Problem details |
Copy each line with the word "everything" in it.

━━━━━ Data supplied

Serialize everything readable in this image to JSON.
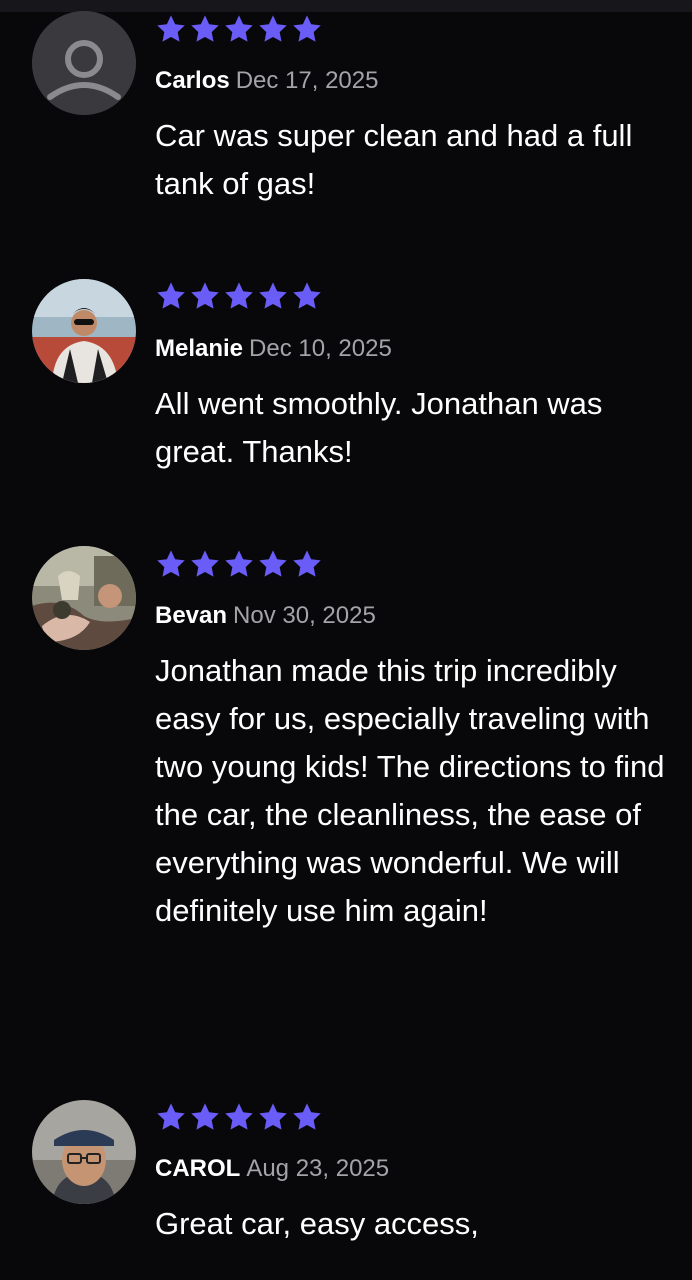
{
  "theme": {
    "background": "#08080b",
    "star_color": "#6a5cf7",
    "date_color": "#a3a3a8"
  },
  "reviews": [
    {
      "reviewer": "Carlos",
      "date": "Dec 17, 2025",
      "rating": 5,
      "text": "Car was super clean and had a full tank of gas!",
      "avatar": "default-user-icon"
    },
    {
      "reviewer": "Melanie",
      "date": "Dec 10, 2025",
      "rating": 5,
      "text": "All went smoothly. Jonathan was great. Thanks!",
      "avatar": "user-photo"
    },
    {
      "reviewer": "Bevan",
      "date": "Nov 30, 2025",
      "rating": 5,
      "text": "Jonathan made this trip incredibly easy for us, especially traveling with two young kids! The directions to find the car, the cleanliness, the ease of everything was wonderful. We will definitely use him again!",
      "avatar": "user-photo"
    },
    {
      "reviewer": "CAROL",
      "date": "Aug 23, 2025",
      "rating": 5,
      "text": "Great car, easy access,",
      "avatar": "user-photo"
    }
  ]
}
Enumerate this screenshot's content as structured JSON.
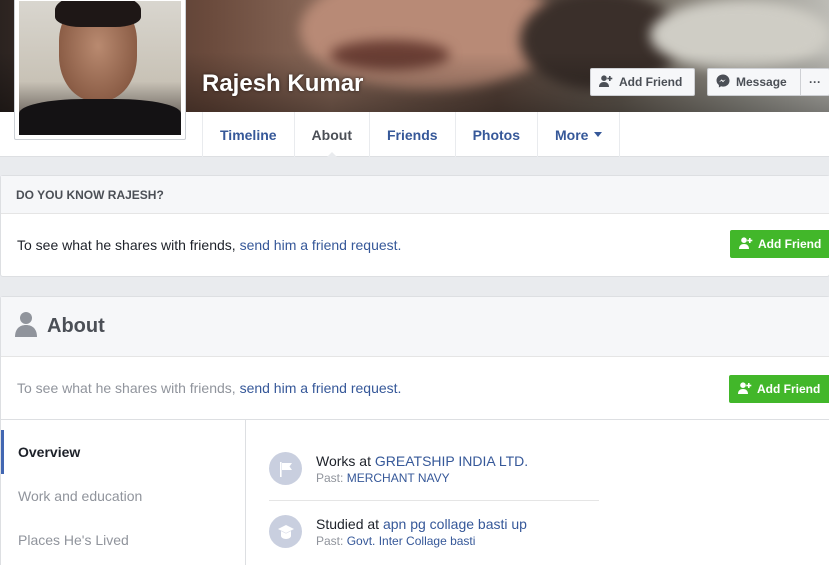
{
  "profile": {
    "name": "Rajesh Kumar"
  },
  "cover_actions": {
    "add_friend": "Add Friend",
    "message": "Message",
    "more": "···"
  },
  "nav": {
    "tabs": [
      {
        "label": "Timeline"
      },
      {
        "label": "About"
      },
      {
        "label": "Friends"
      },
      {
        "label": "Photos"
      },
      {
        "label": "More"
      }
    ]
  },
  "know_panel": {
    "heading": "DO YOU KNOW RAJESH?",
    "text": "To see what he shares with friends,",
    "link": "send him a friend request",
    "period": ".",
    "button": "Add Friend"
  },
  "about_panel": {
    "title": "About",
    "request_text": "To see what he shares with friends,",
    "request_link": "send him a friend request",
    "request_period": ".",
    "button": "Add Friend",
    "sidebar": [
      {
        "label": "Overview"
      },
      {
        "label": "Work and education"
      },
      {
        "label": "Places He's Lived"
      }
    ],
    "entries": [
      {
        "prefix": "Works at",
        "value": "GREATSHIP INDIA LTD.",
        "sub_prefix": "Past:",
        "sub_value": "MERCHANT NAVY",
        "icon": "briefcase-flag-icon"
      },
      {
        "prefix": "Studied at",
        "value": "apn pg collage basti up",
        "sub_prefix": "Past:",
        "sub_value": "Govt. Inter Collage basti",
        "icon": "graduation-cap-icon"
      }
    ]
  },
  "colors": {
    "link": "#365899",
    "green": "#42b72a",
    "background": "#e9ebee"
  }
}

━━━━━━━━━━

Exercise output |
Serialize everything readable in this image to JSON.
      "text": "Jonathan made this trip incredibly easy for us, especially traveling with two young kids! The directions to find the car, the cleanliness, the ease of everything was wonderful. We will definitely use him again!",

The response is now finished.